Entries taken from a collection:
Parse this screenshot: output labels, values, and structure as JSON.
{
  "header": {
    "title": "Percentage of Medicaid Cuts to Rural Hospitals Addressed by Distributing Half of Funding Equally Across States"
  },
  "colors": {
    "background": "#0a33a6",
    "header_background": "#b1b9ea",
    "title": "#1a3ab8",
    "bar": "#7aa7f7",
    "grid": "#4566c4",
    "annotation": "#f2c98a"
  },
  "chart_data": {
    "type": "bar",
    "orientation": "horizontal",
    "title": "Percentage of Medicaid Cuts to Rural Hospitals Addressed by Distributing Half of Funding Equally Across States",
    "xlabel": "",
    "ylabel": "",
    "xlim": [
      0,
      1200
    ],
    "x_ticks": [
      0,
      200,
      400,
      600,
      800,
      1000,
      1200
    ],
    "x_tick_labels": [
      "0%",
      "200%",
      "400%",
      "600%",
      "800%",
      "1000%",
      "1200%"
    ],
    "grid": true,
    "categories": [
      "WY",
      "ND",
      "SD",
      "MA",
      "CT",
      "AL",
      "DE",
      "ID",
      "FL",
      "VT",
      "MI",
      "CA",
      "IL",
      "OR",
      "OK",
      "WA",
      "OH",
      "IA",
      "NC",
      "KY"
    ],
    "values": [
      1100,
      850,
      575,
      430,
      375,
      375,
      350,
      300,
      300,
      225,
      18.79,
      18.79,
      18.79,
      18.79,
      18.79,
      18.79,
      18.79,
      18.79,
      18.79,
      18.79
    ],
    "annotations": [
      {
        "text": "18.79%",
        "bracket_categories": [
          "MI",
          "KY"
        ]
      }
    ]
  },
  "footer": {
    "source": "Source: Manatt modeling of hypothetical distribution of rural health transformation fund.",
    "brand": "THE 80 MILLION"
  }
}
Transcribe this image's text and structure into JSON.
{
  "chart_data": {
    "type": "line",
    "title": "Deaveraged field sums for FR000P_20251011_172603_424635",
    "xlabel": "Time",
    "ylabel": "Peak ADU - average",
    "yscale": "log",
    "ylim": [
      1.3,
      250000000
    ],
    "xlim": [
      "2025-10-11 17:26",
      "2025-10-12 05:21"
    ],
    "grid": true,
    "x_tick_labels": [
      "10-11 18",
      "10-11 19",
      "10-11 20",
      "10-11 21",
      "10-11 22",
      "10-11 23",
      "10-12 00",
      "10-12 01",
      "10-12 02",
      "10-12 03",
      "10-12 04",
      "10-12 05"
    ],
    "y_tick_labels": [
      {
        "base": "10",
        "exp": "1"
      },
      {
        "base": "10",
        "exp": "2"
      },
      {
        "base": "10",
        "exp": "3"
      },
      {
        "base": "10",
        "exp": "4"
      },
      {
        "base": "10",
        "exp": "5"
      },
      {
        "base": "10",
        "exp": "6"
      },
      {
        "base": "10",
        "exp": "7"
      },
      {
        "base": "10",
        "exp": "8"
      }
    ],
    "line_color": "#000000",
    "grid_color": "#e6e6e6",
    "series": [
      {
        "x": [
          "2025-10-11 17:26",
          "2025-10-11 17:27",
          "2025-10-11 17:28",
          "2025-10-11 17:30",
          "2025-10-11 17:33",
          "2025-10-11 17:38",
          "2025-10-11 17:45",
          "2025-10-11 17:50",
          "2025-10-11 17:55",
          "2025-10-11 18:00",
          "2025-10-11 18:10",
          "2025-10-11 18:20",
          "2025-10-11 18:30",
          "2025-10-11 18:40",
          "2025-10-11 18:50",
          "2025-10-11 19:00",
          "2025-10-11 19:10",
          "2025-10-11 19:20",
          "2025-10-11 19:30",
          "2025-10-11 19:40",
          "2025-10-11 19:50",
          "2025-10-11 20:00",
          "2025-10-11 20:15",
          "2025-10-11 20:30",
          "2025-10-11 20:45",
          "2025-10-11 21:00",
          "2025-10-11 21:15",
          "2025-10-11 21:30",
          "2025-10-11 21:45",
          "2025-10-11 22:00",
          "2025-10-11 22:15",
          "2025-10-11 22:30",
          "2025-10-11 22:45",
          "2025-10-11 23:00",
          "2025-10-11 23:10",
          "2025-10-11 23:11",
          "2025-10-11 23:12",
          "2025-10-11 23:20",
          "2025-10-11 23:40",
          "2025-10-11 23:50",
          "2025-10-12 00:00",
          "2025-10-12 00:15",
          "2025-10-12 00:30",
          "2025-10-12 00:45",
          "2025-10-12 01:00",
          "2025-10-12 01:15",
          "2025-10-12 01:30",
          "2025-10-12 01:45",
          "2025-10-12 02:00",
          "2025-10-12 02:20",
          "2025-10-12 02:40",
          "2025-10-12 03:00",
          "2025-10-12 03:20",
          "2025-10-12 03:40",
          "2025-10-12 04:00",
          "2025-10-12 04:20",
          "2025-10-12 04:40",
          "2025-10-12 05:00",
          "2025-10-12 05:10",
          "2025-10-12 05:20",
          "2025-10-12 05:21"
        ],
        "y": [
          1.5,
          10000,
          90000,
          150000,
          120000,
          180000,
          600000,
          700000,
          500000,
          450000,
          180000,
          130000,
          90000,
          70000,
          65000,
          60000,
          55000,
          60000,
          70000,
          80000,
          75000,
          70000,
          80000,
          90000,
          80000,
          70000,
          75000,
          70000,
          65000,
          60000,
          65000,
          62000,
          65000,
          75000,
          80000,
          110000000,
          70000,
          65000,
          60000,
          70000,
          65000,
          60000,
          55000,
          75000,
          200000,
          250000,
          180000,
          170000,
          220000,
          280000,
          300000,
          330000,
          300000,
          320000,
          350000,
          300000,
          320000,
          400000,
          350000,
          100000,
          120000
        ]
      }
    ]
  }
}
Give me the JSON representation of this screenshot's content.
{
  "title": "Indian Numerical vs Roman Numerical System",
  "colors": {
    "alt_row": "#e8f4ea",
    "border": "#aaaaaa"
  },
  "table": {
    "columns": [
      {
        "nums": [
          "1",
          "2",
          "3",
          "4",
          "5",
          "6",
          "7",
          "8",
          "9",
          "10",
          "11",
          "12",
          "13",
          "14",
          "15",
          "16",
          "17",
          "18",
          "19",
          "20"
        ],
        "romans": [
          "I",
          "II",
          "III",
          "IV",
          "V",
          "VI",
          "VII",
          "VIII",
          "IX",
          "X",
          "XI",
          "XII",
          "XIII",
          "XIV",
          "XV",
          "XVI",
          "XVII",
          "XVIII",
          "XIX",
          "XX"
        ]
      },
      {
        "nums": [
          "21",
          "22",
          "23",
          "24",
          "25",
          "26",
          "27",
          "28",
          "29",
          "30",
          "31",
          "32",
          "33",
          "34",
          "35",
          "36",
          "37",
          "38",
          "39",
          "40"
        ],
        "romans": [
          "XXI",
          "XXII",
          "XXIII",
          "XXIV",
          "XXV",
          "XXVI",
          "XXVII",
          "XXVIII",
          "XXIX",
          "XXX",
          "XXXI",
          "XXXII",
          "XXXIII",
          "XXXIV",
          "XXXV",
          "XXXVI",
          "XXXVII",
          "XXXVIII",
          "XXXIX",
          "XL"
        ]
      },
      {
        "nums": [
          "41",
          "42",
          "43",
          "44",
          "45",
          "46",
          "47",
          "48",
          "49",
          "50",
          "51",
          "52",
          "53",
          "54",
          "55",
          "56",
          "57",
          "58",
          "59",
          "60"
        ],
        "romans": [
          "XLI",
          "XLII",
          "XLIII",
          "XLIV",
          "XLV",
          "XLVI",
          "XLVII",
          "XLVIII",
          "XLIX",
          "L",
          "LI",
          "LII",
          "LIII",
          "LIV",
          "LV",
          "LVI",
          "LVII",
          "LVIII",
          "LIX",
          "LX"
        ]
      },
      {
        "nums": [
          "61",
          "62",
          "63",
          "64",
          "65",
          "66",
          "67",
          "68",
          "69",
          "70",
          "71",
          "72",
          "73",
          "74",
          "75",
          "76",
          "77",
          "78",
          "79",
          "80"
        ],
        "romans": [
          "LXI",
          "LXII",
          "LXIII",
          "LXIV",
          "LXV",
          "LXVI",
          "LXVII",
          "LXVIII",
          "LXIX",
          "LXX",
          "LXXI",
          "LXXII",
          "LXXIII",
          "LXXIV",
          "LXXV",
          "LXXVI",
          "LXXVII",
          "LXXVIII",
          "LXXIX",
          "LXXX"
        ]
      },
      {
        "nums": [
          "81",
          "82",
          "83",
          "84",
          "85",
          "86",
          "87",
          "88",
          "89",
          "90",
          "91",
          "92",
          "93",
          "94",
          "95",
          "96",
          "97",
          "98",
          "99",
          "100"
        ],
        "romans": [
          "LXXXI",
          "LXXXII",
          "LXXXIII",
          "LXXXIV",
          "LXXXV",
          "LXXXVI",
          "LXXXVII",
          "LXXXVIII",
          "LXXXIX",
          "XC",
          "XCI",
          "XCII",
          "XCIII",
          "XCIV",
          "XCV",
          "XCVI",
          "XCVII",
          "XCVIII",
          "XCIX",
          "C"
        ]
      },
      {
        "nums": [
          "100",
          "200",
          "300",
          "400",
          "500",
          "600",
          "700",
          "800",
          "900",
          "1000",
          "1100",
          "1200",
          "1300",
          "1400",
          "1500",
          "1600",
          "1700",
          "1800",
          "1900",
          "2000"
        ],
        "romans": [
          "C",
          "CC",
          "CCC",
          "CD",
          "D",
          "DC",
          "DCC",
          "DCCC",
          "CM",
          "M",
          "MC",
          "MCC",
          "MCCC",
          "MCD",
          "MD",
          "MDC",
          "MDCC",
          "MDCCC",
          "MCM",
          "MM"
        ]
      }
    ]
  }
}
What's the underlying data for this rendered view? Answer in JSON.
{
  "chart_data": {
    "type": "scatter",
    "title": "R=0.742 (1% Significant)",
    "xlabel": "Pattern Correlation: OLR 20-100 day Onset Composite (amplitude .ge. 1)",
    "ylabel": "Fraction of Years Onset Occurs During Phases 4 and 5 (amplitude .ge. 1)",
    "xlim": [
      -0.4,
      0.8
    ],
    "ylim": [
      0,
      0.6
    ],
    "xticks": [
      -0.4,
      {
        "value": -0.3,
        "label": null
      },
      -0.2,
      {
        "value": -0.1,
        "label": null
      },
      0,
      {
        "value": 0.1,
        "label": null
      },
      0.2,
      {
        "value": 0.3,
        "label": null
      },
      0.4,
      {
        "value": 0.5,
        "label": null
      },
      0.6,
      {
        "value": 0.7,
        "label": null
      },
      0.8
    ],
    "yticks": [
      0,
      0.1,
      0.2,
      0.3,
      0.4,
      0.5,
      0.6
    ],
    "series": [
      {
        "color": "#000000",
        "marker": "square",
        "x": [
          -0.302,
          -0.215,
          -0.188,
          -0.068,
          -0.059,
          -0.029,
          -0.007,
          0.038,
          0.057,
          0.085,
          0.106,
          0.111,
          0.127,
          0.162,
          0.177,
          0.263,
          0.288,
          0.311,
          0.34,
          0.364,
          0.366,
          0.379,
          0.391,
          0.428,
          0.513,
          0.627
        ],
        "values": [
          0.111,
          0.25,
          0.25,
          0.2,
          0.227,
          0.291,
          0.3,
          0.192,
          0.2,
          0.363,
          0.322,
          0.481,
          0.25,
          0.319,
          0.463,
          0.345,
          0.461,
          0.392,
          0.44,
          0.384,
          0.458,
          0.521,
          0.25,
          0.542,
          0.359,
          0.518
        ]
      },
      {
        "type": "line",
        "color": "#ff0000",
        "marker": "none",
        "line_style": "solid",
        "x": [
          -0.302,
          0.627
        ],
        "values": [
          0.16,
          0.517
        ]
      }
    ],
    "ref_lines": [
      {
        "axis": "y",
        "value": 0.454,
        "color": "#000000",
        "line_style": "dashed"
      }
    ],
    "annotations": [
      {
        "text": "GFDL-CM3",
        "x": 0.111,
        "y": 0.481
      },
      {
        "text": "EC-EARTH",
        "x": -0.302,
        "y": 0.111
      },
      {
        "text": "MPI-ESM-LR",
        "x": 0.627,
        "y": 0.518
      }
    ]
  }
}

TASK DESCRIPTION >> Each line above that includes "JSON" should be shown.

FINISHED EXERCISE >>
Parse this screenshot: output labels, values, and structure as JSON.
Transcribe this image's text and structure into JSON.
Give me the JSON representation of this screenshot's content.
What's the underlying data for this rendered view? Answer in JSON.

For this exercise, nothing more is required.